* Brief
Scan the entries below. List each line with "this".

* Records provided
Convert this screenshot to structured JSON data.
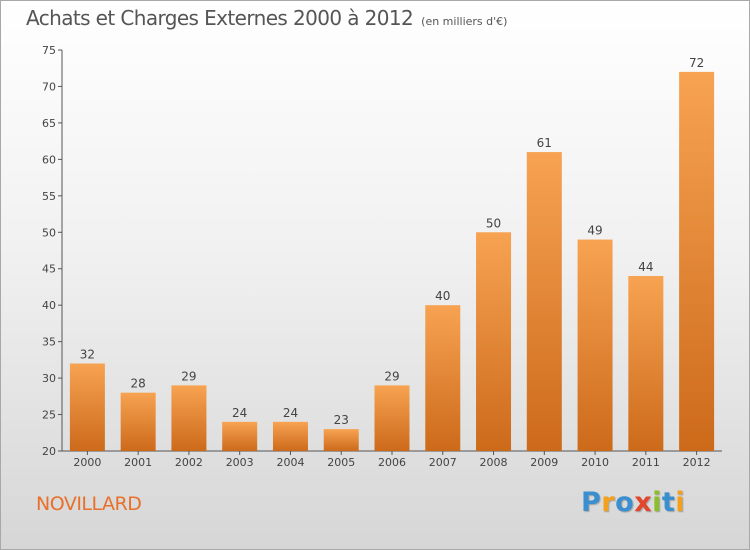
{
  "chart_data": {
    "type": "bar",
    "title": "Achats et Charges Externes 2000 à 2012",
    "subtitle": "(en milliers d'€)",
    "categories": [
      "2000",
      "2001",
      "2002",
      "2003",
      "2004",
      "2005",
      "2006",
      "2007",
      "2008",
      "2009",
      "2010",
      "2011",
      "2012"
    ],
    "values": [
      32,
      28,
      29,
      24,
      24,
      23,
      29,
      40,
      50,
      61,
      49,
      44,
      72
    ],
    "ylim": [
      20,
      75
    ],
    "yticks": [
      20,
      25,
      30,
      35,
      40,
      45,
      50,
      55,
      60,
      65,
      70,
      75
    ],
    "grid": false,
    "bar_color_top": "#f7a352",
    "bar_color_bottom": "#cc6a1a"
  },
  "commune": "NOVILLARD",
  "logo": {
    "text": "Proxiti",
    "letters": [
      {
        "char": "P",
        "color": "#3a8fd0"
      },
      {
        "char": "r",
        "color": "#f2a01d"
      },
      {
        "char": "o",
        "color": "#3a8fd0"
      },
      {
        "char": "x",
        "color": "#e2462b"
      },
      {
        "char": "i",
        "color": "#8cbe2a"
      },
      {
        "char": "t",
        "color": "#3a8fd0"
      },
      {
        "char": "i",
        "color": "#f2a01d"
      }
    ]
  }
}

---

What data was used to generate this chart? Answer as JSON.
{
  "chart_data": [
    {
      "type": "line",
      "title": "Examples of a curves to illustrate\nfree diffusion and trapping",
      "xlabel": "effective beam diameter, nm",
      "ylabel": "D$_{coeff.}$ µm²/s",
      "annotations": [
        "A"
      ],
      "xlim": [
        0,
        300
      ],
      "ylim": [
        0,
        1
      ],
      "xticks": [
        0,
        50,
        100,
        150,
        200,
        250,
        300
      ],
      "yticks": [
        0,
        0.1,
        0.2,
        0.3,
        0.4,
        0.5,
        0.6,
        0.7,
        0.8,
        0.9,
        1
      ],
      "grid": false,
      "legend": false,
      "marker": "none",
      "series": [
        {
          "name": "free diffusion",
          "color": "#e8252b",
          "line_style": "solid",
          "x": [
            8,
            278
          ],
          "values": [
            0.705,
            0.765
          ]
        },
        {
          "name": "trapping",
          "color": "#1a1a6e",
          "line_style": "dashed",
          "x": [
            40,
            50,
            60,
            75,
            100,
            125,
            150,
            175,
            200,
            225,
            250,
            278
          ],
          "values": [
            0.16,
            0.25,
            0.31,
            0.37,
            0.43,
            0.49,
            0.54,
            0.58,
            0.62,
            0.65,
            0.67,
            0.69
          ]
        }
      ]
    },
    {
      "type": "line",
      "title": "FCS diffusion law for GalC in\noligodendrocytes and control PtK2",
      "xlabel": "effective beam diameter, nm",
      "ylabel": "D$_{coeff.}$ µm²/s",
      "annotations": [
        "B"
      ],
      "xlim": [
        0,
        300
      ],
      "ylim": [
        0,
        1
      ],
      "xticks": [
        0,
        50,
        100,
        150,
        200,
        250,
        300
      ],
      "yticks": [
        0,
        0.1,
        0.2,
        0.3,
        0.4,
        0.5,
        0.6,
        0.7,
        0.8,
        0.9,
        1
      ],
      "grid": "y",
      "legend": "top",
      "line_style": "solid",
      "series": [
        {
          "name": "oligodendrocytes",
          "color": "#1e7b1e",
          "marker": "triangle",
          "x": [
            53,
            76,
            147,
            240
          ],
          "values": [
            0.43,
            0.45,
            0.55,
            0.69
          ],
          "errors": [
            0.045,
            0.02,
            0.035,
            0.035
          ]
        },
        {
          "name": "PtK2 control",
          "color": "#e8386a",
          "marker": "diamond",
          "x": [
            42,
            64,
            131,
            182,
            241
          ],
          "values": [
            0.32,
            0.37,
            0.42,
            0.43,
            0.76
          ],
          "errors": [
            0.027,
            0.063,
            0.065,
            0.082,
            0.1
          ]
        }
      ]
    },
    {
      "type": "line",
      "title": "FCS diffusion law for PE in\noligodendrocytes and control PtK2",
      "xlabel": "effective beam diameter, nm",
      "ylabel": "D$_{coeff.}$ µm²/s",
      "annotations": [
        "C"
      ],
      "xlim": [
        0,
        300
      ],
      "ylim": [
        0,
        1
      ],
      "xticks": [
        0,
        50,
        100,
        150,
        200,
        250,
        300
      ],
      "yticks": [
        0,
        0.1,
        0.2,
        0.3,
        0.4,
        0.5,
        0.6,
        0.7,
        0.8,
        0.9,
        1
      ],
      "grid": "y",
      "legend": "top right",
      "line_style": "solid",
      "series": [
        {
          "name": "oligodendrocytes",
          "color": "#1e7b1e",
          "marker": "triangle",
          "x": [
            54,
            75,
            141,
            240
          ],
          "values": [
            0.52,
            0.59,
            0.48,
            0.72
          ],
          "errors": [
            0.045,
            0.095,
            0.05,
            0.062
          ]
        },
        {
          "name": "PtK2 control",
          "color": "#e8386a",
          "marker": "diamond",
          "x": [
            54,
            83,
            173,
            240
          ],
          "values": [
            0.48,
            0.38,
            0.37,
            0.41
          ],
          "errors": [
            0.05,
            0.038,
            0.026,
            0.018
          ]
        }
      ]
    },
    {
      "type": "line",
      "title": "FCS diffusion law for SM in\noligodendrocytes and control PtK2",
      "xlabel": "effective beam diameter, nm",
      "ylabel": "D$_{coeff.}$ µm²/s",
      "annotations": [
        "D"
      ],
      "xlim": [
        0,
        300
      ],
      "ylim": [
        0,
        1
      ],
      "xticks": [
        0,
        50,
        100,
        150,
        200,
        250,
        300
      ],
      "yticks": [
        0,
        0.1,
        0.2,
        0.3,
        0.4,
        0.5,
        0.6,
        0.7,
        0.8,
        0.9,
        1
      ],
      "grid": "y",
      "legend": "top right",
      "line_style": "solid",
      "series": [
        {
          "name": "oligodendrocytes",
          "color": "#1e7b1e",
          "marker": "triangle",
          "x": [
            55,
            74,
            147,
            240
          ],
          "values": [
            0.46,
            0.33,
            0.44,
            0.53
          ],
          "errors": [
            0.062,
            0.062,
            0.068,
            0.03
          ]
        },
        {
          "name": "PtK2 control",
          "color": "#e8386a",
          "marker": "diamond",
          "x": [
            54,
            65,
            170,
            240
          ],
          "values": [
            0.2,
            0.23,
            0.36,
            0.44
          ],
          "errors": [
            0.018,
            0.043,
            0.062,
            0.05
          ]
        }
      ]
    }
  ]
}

* Task output
Convert this screenshot to structured JSON data.
What data was used to generate this chart? Answer as JSON.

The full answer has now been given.